Aim — Isolate every line in the records below with "JSON" in it.

Data records —

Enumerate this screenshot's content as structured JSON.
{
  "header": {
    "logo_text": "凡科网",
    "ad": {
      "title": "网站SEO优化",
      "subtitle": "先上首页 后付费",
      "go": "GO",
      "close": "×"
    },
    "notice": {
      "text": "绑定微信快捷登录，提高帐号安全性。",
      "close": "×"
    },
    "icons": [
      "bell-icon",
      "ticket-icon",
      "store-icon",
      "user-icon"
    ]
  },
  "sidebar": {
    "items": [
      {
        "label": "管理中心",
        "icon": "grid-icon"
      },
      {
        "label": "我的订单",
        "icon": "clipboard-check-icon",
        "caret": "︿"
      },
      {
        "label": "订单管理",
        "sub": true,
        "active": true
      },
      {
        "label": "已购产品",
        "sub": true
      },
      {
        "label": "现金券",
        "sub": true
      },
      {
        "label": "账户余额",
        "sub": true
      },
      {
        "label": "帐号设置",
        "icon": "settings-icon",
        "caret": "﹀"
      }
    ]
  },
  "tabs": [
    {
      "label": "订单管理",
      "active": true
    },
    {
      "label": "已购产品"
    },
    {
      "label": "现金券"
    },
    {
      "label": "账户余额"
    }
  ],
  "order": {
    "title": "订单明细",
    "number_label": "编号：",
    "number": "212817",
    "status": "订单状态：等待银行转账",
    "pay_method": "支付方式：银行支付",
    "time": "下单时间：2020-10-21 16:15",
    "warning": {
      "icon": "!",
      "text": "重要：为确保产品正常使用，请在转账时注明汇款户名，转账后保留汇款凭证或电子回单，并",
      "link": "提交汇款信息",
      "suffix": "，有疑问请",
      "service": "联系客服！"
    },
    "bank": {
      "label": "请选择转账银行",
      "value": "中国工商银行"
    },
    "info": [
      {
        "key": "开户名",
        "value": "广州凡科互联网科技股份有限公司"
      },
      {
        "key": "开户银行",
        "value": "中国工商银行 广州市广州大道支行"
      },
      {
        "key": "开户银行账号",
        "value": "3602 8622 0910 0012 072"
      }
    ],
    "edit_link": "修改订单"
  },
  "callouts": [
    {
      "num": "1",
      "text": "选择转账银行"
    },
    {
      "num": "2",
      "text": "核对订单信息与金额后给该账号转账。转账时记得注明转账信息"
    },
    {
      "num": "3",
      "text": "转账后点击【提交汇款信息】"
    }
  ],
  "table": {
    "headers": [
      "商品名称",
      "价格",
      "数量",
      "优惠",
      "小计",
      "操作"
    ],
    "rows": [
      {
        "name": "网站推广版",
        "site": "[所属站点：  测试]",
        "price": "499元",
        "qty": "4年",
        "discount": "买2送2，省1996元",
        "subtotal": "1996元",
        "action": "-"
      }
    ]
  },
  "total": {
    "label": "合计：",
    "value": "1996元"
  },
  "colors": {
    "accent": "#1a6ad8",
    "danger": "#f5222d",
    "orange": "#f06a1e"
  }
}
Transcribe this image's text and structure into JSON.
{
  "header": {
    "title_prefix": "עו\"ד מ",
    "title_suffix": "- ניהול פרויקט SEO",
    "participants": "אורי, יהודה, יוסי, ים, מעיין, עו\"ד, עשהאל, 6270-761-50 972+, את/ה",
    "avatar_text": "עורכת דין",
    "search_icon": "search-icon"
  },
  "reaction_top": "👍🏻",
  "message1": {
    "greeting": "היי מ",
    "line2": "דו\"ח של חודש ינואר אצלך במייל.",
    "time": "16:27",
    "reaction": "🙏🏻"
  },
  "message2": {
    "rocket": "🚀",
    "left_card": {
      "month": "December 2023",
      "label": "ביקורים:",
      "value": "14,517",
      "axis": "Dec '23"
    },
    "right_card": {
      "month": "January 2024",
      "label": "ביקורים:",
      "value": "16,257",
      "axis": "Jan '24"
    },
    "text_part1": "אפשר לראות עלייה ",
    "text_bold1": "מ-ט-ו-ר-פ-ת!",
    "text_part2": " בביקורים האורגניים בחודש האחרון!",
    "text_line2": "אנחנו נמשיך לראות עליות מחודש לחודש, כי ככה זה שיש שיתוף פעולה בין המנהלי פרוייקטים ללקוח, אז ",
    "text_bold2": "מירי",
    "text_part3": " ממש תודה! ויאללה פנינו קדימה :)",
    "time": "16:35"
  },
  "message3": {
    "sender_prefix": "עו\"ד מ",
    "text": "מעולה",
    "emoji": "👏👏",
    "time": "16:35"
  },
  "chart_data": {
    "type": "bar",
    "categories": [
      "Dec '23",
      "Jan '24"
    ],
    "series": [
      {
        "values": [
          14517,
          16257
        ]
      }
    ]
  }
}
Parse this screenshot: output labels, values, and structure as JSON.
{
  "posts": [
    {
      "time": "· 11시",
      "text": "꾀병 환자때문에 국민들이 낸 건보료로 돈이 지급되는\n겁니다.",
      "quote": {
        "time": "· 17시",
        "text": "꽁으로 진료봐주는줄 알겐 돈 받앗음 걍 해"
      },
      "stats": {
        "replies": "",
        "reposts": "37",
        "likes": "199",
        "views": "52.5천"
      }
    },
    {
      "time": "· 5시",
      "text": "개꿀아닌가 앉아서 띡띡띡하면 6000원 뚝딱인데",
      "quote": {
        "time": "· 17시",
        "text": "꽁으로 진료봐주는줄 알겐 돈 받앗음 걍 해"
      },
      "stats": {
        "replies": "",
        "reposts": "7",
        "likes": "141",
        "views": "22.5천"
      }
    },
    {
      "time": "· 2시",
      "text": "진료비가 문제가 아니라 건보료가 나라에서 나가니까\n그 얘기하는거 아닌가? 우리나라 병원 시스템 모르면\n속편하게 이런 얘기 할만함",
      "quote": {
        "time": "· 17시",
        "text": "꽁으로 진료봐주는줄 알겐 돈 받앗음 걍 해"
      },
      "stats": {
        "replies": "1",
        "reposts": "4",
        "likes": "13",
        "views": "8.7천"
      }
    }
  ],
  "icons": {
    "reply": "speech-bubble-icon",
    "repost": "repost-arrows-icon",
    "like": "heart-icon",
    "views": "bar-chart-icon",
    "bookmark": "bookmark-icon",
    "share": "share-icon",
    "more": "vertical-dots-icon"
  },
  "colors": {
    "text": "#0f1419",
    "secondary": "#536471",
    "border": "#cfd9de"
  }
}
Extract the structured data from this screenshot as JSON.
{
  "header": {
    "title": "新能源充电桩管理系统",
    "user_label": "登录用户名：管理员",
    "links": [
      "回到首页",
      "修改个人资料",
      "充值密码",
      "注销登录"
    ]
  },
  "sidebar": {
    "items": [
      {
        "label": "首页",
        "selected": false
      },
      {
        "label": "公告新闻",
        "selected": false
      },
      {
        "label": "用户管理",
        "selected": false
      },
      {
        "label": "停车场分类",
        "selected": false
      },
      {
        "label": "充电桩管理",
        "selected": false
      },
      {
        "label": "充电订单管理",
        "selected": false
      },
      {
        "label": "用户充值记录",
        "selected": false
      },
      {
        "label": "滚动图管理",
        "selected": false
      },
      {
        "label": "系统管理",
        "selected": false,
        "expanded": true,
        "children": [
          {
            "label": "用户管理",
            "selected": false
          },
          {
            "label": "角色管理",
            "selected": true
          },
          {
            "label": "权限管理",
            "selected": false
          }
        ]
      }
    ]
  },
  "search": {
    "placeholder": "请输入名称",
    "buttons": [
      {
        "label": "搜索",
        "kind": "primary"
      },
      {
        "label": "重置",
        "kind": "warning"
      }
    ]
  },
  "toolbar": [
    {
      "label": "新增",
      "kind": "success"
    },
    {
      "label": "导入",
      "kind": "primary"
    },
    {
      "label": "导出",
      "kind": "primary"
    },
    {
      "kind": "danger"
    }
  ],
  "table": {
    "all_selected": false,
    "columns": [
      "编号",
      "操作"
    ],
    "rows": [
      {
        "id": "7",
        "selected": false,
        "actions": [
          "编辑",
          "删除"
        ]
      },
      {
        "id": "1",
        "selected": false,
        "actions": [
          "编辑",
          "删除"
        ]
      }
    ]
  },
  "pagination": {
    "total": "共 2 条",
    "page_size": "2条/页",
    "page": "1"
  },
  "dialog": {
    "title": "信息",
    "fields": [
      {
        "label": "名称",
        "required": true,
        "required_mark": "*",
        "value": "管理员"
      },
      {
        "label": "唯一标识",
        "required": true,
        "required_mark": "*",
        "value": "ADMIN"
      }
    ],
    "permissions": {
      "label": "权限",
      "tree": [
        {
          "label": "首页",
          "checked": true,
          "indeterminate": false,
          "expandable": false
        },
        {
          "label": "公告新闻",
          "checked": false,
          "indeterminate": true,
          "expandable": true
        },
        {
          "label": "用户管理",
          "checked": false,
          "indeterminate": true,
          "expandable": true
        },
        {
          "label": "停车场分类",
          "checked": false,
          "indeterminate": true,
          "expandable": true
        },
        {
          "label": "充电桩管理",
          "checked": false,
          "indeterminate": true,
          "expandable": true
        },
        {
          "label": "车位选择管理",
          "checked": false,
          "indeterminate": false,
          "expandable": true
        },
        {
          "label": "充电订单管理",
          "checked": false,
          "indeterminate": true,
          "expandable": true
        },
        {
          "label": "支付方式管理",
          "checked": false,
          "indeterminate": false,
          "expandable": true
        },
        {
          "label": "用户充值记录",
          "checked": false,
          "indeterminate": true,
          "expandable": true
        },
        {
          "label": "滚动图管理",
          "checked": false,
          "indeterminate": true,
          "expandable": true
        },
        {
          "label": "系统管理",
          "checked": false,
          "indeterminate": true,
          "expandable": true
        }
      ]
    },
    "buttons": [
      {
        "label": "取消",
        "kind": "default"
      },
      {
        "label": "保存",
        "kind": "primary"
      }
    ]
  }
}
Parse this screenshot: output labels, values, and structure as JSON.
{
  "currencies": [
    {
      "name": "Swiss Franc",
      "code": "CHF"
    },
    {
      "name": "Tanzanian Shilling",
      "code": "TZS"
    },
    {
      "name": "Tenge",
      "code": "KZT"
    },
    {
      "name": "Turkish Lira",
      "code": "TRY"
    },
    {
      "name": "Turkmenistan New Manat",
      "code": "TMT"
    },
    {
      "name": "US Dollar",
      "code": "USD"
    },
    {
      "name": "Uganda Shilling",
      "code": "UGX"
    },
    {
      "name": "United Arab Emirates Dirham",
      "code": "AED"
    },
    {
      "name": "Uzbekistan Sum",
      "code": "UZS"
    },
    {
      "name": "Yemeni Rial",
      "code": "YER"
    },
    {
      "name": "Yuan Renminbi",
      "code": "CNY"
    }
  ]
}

Answer to the exercise —
Enumerate this screenshot's content as structured JSON.
Transcribe this image's text and structure into JSON.
Parse this screenshot: output labels, values, and structure as JSON.
Extract the structured data from this screenshot as JSON.
Parse this screenshot: output labels, values, and structure as JSON.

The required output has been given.